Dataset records
....

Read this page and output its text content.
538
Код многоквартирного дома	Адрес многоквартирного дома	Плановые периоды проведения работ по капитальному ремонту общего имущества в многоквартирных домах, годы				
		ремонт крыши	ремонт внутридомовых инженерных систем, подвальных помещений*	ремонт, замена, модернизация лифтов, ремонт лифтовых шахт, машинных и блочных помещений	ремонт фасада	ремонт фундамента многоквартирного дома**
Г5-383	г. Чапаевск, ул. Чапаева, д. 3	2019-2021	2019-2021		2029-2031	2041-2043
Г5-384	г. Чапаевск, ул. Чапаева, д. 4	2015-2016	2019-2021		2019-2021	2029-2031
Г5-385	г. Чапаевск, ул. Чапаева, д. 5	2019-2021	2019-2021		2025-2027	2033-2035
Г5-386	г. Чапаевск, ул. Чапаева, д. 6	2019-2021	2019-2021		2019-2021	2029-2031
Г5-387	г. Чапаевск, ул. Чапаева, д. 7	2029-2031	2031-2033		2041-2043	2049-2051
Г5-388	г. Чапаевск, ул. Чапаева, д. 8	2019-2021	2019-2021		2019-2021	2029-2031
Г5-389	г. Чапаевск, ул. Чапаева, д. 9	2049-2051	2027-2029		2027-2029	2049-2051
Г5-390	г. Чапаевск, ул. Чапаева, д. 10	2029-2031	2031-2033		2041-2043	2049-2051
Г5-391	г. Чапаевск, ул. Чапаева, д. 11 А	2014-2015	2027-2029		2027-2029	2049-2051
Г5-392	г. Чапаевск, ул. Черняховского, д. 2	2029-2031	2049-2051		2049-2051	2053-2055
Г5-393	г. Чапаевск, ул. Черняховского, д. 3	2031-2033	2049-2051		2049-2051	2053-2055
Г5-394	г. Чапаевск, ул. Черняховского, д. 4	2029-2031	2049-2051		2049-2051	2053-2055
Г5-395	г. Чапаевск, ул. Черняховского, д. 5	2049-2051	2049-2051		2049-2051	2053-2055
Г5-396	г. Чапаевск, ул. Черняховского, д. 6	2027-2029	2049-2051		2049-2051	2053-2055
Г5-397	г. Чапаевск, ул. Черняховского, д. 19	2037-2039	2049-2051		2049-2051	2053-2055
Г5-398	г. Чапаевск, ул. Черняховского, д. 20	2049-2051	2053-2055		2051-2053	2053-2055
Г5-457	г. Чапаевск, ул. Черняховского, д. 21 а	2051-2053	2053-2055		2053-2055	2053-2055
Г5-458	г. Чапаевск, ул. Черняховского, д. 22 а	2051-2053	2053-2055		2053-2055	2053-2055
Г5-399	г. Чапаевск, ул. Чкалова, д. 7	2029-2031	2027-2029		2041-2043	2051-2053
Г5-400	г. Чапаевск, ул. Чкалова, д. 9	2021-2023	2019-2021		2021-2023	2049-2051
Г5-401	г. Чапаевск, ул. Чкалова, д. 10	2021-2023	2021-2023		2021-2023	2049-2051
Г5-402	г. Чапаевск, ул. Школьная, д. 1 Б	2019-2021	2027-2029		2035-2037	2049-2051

....

(WHAT YOU ARE ASKED TO DO) The lines above should be duplicated exactly.

(SOLVED PROBLEM)
Read this page and output its text content.
538
Код многоквартирного дома	Адрес многоквартирного дома	Плановые периоды проведения работ по капитальному ремонту общего имущества в многоквартирных домах, годы				
		ремонт крыши	ремонт внутридомовых инженерных систем, подвальных помещений*	ремонт, замена, модернизация лифтов, ремонт лифтовых шахт, машинных и блочных помещений	ремонт фасада	ремонт фундамента многоквартирного дома**
Г5-383	г. Чапаевск, ул. Чапаева, д. 3	2019-2021	2019-2021		2029-2031	2041-2043
Г5-384	г. Чапаевск, ул. Чапаева, д. 4	2015-2016	2019-2021		2019-2021	2029-2031
Г5-385	г. Чапаевск, ул. Чапаева, д. 5	2019-2021	2019-2021		2025-2027	2033-2035
Г5-386	г. Чапаевск, ул. Чапаева, д. 6	2019-2021	2019-2021		2019-2021	2029-2031
Г5-387	г. Чапаевск, ул. Чапаева, д. 7	2029-2031	2031-2033		2041-2043	2049-2051
Г5-388	г. Чапаевск, ул. Чапаева, д. 8	2019-2021	2019-2021		2019-2021	2029-2031
Г5-389	г. Чапаевск, ул. Чапаева, д. 9	2049-2051	2027-2029		2027-2029	2049-2051
Г5-390	г. Чапаевск, ул. Чапаева, д. 10	2029-2031	2031-2033		2041-2043	2049-2051
Г5-391	г. Чапаевск, ул. Чапаева, д. 11 А	2014-2015	2027-2029		2027-2029	2049-2051
Г5-392	г. Чапаевск, ул. Черняховского, д. 2	2029-2031	2049-2051		2049-2051	2053-2055
Г5-393	г. Чапаевск, ул. Черняховского, д. 3	2031-2033	2049-2051		2049-2051	2053-2055
Г5-394	г. Чапаевск, ул. Черняховского, д. 4	2029-2031	2049-2051		2049-2051	2053-2055
Г5-395	г. Чапаевск, ул. Черняховского, д. 5	2049-2051	2049-2051		2049-2051	2053-2055
Г5-396	г. Чапаевск, ул. Черняховского, д. 6	2027-2029	2049-2051		2049-2051	2053-2055
Г5-397	г. Чапаевск, ул. Черняховского, д. 19	2037-2039	2049-2051		2049-2051	2053-2055
Г5-398	г. Чапаевск, ул. Черняховского, д. 20	2049-2051	2053-2055		2051-2053	2053-2055
Г5-457	г. Чапаевск, ул. Черняховского, д. 21 а	2051-2053	2053-2055		2053-2055	2053-2055
Г5-458	г. Чапаевск, ул. Черняховского, д. 22 а	2051-2053	2053-2055		2053-2055	2053-2055
Г5-399	г. Чапаевск, ул. Чкалова, д. 7	2029-2031	2027-2029		2041-2043	2051-2053
Г5-400	г. Чапаевск, ул. Чкалова, д. 9	2021-2023	2019-2021		2021-2023	2049-2051
Г5-401	г. Чапаевск, ул. Чкалова, д. 10	2021-2023	2021-2023		2021-2023	2049-2051
Г5-402	г. Чапаевск, ул. Школьная, д. 1 Б	2019-2021	2027-2029		2035-2037	2049-2051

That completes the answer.